(Structured figure records)
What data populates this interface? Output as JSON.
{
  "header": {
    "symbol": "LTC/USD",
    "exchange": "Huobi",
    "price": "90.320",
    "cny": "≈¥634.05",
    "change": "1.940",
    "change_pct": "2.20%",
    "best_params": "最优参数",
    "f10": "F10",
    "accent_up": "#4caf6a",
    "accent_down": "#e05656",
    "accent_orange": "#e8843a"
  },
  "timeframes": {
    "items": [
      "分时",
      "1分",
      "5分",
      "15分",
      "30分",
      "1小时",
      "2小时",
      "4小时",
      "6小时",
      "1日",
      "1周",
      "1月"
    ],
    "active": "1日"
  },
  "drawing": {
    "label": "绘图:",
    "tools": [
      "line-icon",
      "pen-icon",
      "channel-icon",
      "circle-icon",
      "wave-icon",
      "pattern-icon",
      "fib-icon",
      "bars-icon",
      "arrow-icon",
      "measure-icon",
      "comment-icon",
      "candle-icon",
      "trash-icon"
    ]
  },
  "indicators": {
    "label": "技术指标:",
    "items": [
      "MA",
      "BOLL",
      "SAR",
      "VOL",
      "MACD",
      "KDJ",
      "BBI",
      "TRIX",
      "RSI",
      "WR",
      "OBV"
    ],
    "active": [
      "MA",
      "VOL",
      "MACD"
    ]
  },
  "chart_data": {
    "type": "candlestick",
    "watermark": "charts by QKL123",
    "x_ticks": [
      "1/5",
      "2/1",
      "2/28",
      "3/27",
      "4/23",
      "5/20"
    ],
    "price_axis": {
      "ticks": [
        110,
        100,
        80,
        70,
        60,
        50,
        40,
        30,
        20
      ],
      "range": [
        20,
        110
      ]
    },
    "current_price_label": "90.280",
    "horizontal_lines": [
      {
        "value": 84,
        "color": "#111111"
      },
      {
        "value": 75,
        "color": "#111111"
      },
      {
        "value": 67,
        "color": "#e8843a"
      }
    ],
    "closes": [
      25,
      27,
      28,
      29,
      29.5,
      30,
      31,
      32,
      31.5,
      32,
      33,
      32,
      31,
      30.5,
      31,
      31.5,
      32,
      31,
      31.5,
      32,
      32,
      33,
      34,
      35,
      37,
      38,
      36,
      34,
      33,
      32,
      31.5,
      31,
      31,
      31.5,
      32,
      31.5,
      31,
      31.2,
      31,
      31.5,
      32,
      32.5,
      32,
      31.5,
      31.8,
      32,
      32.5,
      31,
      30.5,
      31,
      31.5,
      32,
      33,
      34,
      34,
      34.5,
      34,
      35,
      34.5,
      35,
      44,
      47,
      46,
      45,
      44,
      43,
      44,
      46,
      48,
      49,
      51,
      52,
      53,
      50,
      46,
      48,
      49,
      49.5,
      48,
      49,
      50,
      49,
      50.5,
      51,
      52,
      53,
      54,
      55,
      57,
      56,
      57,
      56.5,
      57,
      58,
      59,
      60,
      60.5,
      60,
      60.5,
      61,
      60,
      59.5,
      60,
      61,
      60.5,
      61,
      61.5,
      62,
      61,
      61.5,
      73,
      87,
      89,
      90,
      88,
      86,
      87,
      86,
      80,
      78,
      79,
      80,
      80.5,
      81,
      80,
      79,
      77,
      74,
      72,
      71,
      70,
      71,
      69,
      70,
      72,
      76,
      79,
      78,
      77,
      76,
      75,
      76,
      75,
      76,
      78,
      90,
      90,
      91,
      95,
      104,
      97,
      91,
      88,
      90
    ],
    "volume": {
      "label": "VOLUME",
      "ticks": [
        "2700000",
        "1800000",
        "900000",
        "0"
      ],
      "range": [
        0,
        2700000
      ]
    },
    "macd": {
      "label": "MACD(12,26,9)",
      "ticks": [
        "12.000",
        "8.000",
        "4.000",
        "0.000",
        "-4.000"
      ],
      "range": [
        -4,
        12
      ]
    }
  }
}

- Goal -
The records above must be output exactly, in full.

- Full solution -
What data populates this interface? Output as JSON.
{
  "header": {
    "symbol": "LTC/USD",
    "exchange": "Huobi",
    "price": "90.320",
    "cny": "≈¥634.05",
    "change": "1.940",
    "change_pct": "2.20%",
    "best_params": "最优参数",
    "f10": "F10",
    "accent_up": "#4caf6a",
    "accent_down": "#e05656",
    "accent_orange": "#e8843a"
  },
  "timeframes": {
    "items": [
      "分时",
      "1分",
      "5分",
      "15分",
      "30分",
      "1小时",
      "2小时",
      "4小时",
      "6小时",
      "1日",
      "1周",
      "1月"
    ],
    "active": "1日"
  },
  "drawing": {
    "label": "绘图:",
    "tools": [
      "line-icon",
      "pen-icon",
      "channel-icon",
      "circle-icon",
      "wave-icon",
      "pattern-icon",
      "fib-icon",
      "bars-icon",
      "arrow-icon",
      "measure-icon",
      "comment-icon",
      "candle-icon",
      "trash-icon"
    ]
  },
  "indicators": {
    "label": "技术指标:",
    "items": [
      "MA",
      "BOLL",
      "SAR",
      "VOL",
      "MACD",
      "KDJ",
      "BBI",
      "TRIX",
      "RSI",
      "WR",
      "OBV"
    ],
    "active": [
      "MA",
      "VOL",
      "MACD"
    ]
  },
  "chart_data": {
    "type": "candlestick",
    "watermark": "charts by QKL123",
    "x_ticks": [
      "1/5",
      "2/1",
      "2/28",
      "3/27",
      "4/23",
      "5/20"
    ],
    "price_axis": {
      "ticks": [
        110,
        100,
        80,
        70,
        60,
        50,
        40,
        30,
        20
      ],
      "range": [
        20,
        110
      ]
    },
    "current_price_label": "90.280",
    "horizontal_lines": [
      {
        "value": 84,
        "color": "#111111"
      },
      {
        "value": 75,
        "color": "#111111"
      },
      {
        "value": 67,
        "color": "#e8843a"
      }
    ],
    "closes": [
      25,
      27,
      28,
      29,
      29.5,
      30,
      31,
      32,
      31.5,
      32,
      33,
      32,
      31,
      30.5,
      31,
      31.5,
      32,
      31,
      31.5,
      32,
      32,
      33,
      34,
      35,
      37,
      38,
      36,
      34,
      33,
      32,
      31.5,
      31,
      31,
      31.5,
      32,
      31.5,
      31,
      31.2,
      31,
      31.5,
      32,
      32.5,
      32,
      31.5,
      31.8,
      32,
      32.5,
      31,
      30.5,
      31,
      31.5,
      32,
      33,
      34,
      34,
      34.5,
      34,
      35,
      34.5,
      35,
      44,
      47,
      46,
      45,
      44,
      43,
      44,
      46,
      48,
      49,
      51,
      52,
      53,
      50,
      46,
      48,
      49,
      49.5,
      48,
      49,
      50,
      49,
      50.5,
      51,
      52,
      53,
      54,
      55,
      57,
      56,
      57,
      56.5,
      57,
      58,
      59,
      60,
      60.5,
      60,
      60.5,
      61,
      60,
      59.5,
      60,
      61,
      60.5,
      61,
      61.5,
      62,
      61,
      61.5,
      73,
      87,
      89,
      90,
      88,
      86,
      87,
      86,
      80,
      78,
      79,
      80,
      80.5,
      81,
      80,
      79,
      77,
      74,
      72,
      71,
      70,
      71,
      69,
      70,
      72,
      76,
      79,
      78,
      77,
      76,
      75,
      76,
      75,
      76,
      78,
      90,
      90,
      91,
      95,
      104,
      97,
      91,
      88,
      90
    ],
    "volume": {
      "label": "VOLUME",
      "ticks": [
        "2700000",
        "1800000",
        "900000",
        "0"
      ],
      "range": [
        0,
        2700000
      ]
    },
    "macd": {
      "label": "MACD(12,26,9)",
      "ticks": [
        "12.000",
        "8.000",
        "4.000",
        "0.000",
        "-4.000"
      ],
      "range": [
        -4,
        12
      ]
    }
  }
}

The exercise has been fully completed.